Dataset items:
——
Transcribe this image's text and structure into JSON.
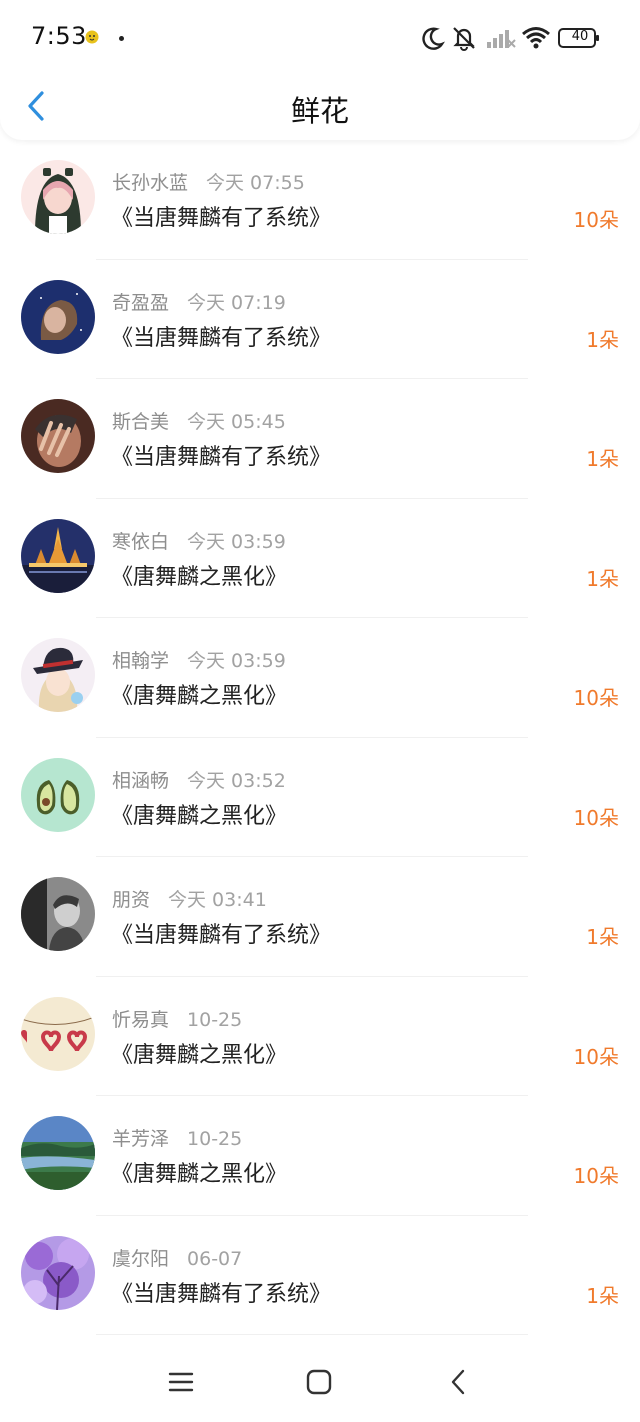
{
  "status_bar": {
    "time": "7:53",
    "battery": "40",
    "icons": [
      "notification-bird-icon",
      "moon-icon",
      "bell-mute-icon",
      "signal-icon",
      "wifi-icon",
      "battery-icon"
    ]
  },
  "header": {
    "title": "鲜花",
    "back_icon": "chevron-left-icon",
    "accent_color": "#2f8fde"
  },
  "colors": {
    "count": "#f07a2c",
    "meta": "#8e8e8e",
    "title": "#222222"
  },
  "items": [
    {
      "name": "长孙水蓝",
      "time": "今天 07:55",
      "book": "《当唐舞麟有了系统》",
      "count": "10朵",
      "avatar": "anime-girl-avatar"
    },
    {
      "name": "奇盈盈",
      "time": "今天 07:19",
      "book": "《当唐舞麟有了系统》",
      "count": "1朵",
      "avatar": "night-portrait-avatar"
    },
    {
      "name": "斯合美",
      "time": "今天 05:45",
      "book": "《当唐舞麟有了系统》",
      "count": "1朵",
      "avatar": "hand-face-avatar"
    },
    {
      "name": "寒依白",
      "time": "今天 03:59",
      "book": "《唐舞麟之黑化》",
      "count": "1朵",
      "avatar": "temple-night-avatar"
    },
    {
      "name": "相翰学",
      "time": "今天 03:59",
      "book": "《唐舞麟之黑化》",
      "count": "10朵",
      "avatar": "anime-hat-avatar"
    },
    {
      "name": "相涵畅",
      "time": "今天 03:52",
      "book": "《唐舞麟之黑化》",
      "count": "10朵",
      "avatar": "avocado-avatar"
    },
    {
      "name": "朋资",
      "time": "今天 03:41",
      "book": "《当唐舞麟有了系统》",
      "count": "1朵",
      "avatar": "bw-portrait-avatar"
    },
    {
      "name": "忻易真",
      "time": "10-25",
      "book": "《唐舞麟之黑化》",
      "count": "10朵",
      "avatar": "hearts-avatar"
    },
    {
      "name": "羊芳泽",
      "time": "10-25",
      "book": "《唐舞麟之黑化》",
      "count": "10朵",
      "avatar": "landscape-avatar"
    },
    {
      "name": "虞尔阳",
      "time": "06-07",
      "book": "《当唐舞麟有了系统》",
      "count": "1朵",
      "avatar": "purple-blossom-avatar"
    }
  ],
  "nav": {
    "icons": [
      "menu-icon",
      "home-icon",
      "back-icon"
    ]
  }
}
——
Stated task:
All of the lines above should be retyped precisely, apart from the pictures.

Task solution:
Transcribe this image's text and structure into JSON.
{
  "status_bar": {
    "time": "7:53",
    "battery": "40",
    "icons": [
      "notification-bird-icon",
      "moon-icon",
      "bell-mute-icon",
      "signal-icon",
      "wifi-icon",
      "battery-icon"
    ]
  },
  "header": {
    "title": "鲜花",
    "back_icon": "chevron-left-icon",
    "accent_color": "#2f8fde"
  },
  "colors": {
    "count": "#f07a2c",
    "meta": "#8e8e8e",
    "title": "#222222"
  },
  "items": [
    {
      "name": "长孙水蓝",
      "time": "今天 07:55",
      "book": "《当唐舞麟有了系统》",
      "count": "10朵",
      "avatar": "anime-girl-avatar"
    },
    {
      "name": "奇盈盈",
      "time": "今天 07:19",
      "book": "《当唐舞麟有了系统》",
      "count": "1朵",
      "avatar": "night-portrait-avatar"
    },
    {
      "name": "斯合美",
      "time": "今天 05:45",
      "book": "《当唐舞麟有了系统》",
      "count": "1朵",
      "avatar": "hand-face-avatar"
    },
    {
      "name": "寒依白",
      "time": "今天 03:59",
      "book": "《唐舞麟之黑化》",
      "count": "1朵",
      "avatar": "temple-night-avatar"
    },
    {
      "name": "相翰学",
      "time": "今天 03:59",
      "book": "《唐舞麟之黑化》",
      "count": "10朵",
      "avatar": "anime-hat-avatar"
    },
    {
      "name": "相涵畅",
      "time": "今天 03:52",
      "book": "《唐舞麟之黑化》",
      "count": "10朵",
      "avatar": "avocado-avatar"
    },
    {
      "name": "朋资",
      "time": "今天 03:41",
      "book": "《当唐舞麟有了系统》",
      "count": "1朵",
      "avatar": "bw-portrait-avatar"
    },
    {
      "name": "忻易真",
      "time": "10-25",
      "book": "《唐舞麟之黑化》",
      "count": "10朵",
      "avatar": "hearts-avatar"
    },
    {
      "name": "羊芳泽",
      "time": "10-25",
      "book": "《唐舞麟之黑化》",
      "count": "10朵",
      "avatar": "landscape-avatar"
    },
    {
      "name": "虞尔阳",
      "time": "06-07",
      "book": "《当唐舞麟有了系统》",
      "count": "1朵",
      "avatar": "purple-blossom-avatar"
    }
  ],
  "nav": {
    "icons": [
      "menu-icon",
      "home-icon",
      "back-icon"
    ]
  }
}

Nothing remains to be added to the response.